[Records about charts and figures]
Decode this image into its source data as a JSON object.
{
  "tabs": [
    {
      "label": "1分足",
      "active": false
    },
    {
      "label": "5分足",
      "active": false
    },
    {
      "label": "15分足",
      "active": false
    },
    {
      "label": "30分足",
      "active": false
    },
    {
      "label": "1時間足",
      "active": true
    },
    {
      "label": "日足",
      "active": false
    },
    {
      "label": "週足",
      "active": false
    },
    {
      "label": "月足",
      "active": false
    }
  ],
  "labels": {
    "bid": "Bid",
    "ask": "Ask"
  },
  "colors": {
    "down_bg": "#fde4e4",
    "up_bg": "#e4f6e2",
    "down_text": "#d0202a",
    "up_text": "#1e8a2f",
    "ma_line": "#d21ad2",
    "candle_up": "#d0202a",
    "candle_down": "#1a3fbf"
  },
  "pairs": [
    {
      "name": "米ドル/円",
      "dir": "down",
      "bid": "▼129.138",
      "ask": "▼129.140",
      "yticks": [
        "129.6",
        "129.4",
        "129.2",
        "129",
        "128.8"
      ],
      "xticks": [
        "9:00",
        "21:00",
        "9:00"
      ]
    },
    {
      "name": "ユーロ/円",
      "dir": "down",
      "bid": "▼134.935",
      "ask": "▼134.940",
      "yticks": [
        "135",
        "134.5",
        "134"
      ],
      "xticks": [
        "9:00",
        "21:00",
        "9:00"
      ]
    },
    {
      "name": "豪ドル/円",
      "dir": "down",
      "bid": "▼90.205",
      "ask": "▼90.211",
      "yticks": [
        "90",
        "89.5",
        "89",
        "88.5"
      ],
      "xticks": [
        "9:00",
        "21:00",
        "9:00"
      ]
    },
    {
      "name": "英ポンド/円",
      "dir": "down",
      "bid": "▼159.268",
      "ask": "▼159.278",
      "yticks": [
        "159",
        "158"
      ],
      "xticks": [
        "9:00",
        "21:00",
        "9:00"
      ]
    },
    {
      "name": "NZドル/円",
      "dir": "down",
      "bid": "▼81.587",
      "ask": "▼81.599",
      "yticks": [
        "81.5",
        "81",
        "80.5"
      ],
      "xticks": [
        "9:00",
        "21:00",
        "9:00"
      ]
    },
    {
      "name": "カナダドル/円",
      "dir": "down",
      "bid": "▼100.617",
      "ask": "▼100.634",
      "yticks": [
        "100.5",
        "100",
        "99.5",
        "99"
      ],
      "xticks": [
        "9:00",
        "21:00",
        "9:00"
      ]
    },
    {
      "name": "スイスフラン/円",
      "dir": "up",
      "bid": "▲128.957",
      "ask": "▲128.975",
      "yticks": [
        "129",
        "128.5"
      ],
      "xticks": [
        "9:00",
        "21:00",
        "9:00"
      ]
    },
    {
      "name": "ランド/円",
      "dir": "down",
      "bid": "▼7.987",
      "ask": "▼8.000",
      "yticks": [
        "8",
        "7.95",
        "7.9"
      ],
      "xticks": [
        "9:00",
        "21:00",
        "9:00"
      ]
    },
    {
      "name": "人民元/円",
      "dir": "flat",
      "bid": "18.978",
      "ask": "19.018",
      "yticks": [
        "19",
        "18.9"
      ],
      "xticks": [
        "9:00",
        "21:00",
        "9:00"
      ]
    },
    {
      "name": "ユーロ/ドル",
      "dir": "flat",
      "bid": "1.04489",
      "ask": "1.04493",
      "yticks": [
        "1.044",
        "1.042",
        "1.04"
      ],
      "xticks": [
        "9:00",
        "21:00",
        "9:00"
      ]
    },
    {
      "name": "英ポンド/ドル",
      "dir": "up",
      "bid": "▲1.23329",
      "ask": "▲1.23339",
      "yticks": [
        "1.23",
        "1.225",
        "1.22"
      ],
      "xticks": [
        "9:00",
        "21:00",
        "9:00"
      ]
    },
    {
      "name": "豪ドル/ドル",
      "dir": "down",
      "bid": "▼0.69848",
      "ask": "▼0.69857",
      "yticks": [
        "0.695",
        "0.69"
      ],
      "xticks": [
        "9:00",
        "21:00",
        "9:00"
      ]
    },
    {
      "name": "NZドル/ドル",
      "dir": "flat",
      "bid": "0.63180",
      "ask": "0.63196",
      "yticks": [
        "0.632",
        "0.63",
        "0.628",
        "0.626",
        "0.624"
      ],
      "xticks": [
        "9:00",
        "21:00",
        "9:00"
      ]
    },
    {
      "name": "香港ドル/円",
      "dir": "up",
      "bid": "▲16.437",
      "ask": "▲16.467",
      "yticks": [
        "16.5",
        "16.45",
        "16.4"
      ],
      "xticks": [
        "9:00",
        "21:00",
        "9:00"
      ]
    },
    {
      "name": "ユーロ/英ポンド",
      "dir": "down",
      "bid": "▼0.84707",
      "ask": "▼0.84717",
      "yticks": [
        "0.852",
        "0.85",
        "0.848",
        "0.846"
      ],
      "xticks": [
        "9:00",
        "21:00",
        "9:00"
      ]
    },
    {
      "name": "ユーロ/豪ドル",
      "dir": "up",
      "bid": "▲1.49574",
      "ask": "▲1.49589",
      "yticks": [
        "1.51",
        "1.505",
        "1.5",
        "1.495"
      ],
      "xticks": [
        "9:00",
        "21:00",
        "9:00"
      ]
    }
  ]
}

**Short problem**
Filter the data for the string "英ポンド" and copy every line that has it.

**The completed task**
      "name": "英ポンド/円",
      "name": "英ポンド/ドル",
      "name": "ユーロ/英ポンド",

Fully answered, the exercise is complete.